TASK TO CARRY OUT: Check every line of the entries that follow, and copy the ones containing "Agent".

— Begin TASK DATA —

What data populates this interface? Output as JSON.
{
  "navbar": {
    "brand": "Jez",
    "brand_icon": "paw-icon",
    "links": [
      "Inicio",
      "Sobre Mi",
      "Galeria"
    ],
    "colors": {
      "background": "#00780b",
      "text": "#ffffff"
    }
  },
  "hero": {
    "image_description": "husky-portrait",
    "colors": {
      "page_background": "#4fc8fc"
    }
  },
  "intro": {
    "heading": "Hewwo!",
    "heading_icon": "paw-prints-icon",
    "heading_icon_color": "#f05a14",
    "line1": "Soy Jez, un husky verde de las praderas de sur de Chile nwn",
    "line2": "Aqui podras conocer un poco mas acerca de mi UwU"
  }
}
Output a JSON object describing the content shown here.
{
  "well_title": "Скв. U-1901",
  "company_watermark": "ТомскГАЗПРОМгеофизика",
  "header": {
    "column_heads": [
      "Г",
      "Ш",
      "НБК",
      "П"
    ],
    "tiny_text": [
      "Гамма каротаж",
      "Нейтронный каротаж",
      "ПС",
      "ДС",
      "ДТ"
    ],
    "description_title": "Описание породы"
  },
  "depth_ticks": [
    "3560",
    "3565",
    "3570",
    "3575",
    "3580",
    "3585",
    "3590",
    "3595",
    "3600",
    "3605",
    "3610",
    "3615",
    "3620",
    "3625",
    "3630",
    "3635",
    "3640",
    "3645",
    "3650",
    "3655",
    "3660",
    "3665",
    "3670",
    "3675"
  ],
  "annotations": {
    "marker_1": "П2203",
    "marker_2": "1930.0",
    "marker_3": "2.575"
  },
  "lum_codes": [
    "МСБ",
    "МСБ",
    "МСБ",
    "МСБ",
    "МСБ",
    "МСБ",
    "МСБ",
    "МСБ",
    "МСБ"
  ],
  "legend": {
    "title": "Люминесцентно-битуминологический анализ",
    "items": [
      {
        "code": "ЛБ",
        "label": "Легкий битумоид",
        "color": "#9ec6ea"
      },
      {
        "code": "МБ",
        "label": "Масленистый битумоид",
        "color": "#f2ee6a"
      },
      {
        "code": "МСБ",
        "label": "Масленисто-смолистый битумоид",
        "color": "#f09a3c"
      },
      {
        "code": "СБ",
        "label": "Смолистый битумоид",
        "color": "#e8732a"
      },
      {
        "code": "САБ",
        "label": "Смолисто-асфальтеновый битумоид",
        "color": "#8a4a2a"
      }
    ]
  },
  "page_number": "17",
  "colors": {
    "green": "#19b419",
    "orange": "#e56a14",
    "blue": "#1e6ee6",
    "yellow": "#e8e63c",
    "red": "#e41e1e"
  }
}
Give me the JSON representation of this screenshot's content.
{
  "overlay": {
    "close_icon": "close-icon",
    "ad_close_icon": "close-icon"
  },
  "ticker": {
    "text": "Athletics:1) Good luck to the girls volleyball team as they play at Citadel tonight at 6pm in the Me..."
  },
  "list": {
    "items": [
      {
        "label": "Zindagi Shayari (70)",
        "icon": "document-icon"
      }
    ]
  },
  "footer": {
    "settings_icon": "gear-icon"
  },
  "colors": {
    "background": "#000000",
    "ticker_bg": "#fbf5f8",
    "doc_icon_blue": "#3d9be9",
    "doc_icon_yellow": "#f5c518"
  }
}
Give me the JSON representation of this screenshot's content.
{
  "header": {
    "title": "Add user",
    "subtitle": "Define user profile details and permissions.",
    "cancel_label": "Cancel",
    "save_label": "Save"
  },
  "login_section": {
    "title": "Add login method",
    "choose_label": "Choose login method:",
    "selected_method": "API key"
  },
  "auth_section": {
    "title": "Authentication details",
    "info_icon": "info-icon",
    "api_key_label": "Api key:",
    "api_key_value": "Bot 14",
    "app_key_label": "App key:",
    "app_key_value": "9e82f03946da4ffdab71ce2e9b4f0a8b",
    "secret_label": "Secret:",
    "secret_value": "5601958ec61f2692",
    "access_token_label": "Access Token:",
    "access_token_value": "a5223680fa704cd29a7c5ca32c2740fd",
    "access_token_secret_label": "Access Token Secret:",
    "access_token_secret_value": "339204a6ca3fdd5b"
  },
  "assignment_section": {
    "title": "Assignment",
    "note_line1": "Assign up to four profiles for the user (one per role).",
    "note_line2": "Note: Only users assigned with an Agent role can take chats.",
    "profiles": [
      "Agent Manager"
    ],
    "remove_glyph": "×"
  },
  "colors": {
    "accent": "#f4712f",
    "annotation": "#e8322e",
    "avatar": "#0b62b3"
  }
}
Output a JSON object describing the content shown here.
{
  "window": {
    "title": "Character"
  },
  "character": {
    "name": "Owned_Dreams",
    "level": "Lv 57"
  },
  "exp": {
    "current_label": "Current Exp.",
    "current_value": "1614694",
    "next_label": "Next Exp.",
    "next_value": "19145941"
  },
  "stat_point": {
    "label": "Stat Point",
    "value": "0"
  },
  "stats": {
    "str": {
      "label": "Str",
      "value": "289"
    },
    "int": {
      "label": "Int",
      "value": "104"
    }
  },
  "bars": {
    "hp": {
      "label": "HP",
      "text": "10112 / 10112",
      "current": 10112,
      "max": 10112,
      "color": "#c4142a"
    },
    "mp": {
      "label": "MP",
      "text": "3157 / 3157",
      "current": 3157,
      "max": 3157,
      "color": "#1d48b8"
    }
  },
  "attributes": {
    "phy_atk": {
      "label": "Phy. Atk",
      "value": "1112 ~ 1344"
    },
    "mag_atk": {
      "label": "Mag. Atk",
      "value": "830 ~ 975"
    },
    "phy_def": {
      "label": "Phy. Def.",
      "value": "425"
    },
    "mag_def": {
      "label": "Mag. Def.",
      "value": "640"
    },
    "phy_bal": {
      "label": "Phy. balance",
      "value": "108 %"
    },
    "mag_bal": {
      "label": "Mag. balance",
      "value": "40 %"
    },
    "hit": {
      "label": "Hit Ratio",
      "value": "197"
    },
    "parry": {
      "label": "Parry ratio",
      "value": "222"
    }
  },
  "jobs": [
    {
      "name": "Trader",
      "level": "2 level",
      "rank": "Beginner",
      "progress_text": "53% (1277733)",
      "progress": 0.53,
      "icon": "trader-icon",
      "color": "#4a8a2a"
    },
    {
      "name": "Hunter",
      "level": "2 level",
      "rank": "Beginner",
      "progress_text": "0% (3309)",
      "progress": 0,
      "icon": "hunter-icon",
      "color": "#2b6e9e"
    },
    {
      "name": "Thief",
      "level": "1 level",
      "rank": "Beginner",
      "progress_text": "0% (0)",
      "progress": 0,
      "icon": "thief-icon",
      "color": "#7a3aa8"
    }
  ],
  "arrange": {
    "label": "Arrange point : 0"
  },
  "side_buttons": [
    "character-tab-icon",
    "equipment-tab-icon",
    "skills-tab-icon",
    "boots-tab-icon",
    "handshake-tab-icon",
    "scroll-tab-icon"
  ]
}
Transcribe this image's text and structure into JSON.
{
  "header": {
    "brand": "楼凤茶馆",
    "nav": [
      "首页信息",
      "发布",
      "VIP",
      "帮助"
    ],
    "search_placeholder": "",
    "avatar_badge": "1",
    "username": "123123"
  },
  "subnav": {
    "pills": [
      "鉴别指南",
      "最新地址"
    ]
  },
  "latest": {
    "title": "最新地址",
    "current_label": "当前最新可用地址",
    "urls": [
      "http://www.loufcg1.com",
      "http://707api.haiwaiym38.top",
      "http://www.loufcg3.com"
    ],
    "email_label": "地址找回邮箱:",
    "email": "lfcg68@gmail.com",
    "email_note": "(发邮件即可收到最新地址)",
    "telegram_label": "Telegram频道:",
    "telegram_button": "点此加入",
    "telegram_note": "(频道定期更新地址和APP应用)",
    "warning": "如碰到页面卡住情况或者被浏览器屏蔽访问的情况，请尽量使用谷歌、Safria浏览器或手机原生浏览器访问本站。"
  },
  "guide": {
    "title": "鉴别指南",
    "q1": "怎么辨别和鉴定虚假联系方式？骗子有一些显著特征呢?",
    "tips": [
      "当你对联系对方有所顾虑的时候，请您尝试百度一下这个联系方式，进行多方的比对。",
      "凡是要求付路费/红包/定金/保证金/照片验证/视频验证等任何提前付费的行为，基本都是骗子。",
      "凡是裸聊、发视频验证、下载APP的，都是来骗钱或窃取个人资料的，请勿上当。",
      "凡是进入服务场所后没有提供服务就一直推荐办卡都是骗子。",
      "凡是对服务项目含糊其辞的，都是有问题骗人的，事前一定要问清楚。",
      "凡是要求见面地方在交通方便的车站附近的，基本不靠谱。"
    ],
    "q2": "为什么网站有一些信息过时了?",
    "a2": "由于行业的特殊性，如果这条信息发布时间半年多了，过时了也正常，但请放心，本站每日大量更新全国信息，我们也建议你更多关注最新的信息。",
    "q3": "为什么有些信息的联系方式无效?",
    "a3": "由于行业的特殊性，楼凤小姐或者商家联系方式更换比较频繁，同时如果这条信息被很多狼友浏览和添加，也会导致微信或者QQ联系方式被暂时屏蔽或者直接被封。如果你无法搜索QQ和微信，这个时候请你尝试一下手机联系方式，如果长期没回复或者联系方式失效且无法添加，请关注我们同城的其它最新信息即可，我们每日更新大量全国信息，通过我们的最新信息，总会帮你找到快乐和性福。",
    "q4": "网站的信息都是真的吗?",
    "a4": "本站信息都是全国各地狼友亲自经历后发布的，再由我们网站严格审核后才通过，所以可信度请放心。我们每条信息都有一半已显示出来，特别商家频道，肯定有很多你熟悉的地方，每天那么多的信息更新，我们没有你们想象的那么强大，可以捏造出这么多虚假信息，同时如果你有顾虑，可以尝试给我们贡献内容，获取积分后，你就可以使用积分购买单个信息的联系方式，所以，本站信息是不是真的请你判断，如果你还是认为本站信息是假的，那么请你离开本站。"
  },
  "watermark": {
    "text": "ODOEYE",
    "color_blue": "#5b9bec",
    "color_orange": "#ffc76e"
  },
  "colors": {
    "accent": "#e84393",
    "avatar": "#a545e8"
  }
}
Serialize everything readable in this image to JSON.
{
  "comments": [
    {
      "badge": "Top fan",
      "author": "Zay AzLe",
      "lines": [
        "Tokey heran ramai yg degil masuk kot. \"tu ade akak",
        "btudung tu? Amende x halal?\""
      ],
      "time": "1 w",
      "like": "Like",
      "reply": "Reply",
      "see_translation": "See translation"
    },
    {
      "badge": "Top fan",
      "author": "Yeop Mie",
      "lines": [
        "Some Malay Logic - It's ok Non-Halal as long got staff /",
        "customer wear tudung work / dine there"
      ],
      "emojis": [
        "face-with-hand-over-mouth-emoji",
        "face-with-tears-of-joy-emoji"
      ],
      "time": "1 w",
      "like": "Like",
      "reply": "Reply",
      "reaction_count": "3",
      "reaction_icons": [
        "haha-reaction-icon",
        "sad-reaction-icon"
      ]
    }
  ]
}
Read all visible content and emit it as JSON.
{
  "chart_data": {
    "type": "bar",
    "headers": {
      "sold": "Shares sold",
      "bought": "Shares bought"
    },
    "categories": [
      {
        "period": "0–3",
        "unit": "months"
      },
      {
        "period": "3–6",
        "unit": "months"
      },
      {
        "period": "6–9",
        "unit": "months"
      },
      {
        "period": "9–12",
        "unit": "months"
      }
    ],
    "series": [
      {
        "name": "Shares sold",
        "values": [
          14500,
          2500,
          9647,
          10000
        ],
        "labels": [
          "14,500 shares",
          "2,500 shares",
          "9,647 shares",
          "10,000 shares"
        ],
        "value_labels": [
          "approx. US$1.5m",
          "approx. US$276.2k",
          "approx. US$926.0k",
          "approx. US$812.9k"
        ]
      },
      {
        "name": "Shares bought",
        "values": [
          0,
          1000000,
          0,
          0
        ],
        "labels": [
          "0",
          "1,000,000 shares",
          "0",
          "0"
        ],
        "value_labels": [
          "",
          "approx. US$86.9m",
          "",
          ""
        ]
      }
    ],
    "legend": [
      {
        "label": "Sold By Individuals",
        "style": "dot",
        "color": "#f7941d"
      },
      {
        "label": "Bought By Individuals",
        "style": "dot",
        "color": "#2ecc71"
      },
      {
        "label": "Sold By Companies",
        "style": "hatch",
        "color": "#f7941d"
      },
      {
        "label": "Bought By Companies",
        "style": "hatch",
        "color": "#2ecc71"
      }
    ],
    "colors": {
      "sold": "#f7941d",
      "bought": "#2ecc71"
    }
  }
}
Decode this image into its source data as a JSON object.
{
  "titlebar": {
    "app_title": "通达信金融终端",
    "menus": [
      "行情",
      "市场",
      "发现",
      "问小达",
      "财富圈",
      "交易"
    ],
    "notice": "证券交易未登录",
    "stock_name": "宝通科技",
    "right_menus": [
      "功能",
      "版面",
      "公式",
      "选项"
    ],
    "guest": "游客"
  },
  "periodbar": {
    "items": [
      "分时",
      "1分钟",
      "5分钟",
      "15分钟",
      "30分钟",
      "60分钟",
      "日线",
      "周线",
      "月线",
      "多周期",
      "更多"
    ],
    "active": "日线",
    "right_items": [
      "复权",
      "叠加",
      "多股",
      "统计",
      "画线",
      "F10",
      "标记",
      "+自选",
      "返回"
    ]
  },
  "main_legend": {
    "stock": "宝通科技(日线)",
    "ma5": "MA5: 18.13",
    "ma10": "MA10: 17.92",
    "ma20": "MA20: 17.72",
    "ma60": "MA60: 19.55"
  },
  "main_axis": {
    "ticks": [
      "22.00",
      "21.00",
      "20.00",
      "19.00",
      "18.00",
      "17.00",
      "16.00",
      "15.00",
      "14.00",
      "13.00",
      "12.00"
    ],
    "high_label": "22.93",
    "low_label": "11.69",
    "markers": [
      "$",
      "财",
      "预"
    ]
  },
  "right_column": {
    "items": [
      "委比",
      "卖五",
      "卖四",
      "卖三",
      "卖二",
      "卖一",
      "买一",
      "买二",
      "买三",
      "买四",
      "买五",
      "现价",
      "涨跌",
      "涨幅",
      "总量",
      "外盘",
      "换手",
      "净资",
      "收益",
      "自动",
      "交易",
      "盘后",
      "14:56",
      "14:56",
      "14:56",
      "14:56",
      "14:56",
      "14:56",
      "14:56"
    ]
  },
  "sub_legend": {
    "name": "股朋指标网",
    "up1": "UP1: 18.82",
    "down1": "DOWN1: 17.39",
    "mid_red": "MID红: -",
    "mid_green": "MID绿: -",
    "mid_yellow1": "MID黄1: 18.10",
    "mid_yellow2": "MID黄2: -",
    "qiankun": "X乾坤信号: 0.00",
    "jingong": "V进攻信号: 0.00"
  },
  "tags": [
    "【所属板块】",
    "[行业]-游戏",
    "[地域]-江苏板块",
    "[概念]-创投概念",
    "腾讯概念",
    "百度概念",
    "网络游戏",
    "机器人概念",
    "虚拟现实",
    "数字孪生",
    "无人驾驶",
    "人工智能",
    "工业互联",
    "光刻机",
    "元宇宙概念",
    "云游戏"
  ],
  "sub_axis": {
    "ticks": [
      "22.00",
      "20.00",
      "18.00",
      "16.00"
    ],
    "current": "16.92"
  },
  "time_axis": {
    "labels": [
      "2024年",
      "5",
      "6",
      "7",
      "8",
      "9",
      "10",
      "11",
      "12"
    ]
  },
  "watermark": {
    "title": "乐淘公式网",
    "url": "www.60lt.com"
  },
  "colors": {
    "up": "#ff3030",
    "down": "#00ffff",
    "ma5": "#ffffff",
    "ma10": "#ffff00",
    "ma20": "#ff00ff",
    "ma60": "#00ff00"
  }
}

— End TASK DATA —

RESULT OF THE TASK:
    "note_line2": "Note: Only users assigned with an Agent role can take chats.",
      "Agent Manager"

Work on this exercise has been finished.